Aim: Within the records that follow, find every line containing the string "heading". Copy those lines.
begin The data
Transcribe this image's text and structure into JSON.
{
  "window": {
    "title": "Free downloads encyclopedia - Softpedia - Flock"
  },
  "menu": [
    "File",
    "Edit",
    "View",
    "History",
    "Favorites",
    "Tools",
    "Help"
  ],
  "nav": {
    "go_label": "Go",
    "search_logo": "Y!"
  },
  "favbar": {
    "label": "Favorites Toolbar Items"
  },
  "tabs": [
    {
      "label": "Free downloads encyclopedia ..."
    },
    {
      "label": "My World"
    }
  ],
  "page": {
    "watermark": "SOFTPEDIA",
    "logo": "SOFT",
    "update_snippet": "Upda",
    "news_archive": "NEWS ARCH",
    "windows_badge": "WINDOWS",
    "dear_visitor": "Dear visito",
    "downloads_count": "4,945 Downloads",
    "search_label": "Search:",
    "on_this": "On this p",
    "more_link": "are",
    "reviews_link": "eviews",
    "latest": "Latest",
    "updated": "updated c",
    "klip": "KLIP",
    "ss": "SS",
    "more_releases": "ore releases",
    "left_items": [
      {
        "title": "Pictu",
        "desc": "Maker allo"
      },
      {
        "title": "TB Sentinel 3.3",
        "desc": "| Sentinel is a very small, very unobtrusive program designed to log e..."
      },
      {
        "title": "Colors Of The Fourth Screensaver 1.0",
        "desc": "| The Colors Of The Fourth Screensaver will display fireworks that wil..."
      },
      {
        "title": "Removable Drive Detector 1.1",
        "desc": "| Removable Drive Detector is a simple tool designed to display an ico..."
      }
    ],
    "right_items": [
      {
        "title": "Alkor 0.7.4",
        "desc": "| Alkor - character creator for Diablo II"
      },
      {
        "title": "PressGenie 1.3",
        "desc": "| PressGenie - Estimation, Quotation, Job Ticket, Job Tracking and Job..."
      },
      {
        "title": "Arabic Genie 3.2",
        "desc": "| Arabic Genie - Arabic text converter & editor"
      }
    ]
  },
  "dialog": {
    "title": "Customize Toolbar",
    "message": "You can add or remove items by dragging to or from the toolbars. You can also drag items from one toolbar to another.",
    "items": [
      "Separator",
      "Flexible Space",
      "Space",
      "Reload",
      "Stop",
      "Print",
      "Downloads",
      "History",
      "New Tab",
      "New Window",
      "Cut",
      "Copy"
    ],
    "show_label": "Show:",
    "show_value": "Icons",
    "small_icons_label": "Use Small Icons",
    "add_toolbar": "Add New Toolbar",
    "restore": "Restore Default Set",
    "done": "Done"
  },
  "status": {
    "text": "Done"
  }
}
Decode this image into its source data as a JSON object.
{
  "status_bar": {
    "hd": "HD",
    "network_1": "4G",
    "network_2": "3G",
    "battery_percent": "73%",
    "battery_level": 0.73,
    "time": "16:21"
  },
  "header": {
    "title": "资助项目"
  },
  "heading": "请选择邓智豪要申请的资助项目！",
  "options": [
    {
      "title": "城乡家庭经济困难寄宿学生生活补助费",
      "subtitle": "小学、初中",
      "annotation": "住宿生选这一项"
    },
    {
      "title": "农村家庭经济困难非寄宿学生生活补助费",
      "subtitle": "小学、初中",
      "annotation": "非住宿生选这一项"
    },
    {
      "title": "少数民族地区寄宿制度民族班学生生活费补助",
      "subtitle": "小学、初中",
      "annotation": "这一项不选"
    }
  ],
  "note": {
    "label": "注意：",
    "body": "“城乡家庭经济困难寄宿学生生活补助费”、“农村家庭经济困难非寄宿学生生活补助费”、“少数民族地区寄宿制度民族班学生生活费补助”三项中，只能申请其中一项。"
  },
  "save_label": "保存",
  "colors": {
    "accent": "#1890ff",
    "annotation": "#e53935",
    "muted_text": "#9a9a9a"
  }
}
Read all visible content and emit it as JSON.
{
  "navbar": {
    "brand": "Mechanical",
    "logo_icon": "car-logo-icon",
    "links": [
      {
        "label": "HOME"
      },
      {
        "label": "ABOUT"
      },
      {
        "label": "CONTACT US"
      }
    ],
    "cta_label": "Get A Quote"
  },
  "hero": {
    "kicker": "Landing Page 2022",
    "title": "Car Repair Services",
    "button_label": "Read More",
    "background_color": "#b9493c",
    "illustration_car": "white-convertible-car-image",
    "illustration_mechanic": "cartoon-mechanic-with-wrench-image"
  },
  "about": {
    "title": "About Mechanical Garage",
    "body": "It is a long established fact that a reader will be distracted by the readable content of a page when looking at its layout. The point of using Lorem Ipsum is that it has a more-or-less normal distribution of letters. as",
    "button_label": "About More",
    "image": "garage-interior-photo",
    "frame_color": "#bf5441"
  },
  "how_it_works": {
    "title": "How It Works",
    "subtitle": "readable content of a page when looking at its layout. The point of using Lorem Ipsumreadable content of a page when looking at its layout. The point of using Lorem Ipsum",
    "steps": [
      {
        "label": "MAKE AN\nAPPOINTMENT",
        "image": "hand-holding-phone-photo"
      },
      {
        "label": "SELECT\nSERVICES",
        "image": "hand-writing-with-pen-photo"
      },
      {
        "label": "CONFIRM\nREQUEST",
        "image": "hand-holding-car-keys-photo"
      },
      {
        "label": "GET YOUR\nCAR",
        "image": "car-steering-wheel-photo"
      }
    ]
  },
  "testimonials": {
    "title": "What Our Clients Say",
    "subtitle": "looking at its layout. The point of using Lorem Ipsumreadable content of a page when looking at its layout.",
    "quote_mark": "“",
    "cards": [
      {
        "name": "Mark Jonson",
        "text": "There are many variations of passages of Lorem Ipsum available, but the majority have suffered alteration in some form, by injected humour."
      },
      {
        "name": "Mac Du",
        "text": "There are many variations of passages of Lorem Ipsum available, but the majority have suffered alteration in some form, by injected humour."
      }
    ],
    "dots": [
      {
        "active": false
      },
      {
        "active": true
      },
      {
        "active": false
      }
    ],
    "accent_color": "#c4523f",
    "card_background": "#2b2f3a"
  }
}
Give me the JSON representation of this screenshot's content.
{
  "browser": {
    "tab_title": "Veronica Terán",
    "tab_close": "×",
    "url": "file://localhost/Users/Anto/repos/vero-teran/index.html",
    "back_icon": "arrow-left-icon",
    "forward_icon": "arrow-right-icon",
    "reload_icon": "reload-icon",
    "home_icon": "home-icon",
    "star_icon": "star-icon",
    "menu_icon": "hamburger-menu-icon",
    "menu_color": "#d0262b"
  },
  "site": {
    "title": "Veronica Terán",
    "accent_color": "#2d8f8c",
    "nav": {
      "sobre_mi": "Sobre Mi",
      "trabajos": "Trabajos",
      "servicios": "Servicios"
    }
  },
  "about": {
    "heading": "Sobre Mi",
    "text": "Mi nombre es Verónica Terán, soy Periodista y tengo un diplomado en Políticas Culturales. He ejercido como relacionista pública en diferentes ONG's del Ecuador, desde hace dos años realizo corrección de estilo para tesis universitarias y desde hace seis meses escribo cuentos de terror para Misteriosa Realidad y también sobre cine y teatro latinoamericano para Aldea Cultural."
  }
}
end The data
Correct result:
  "heading": "请选择邓智豪要申请的资助项目！",
    "heading": "Sobre Mi",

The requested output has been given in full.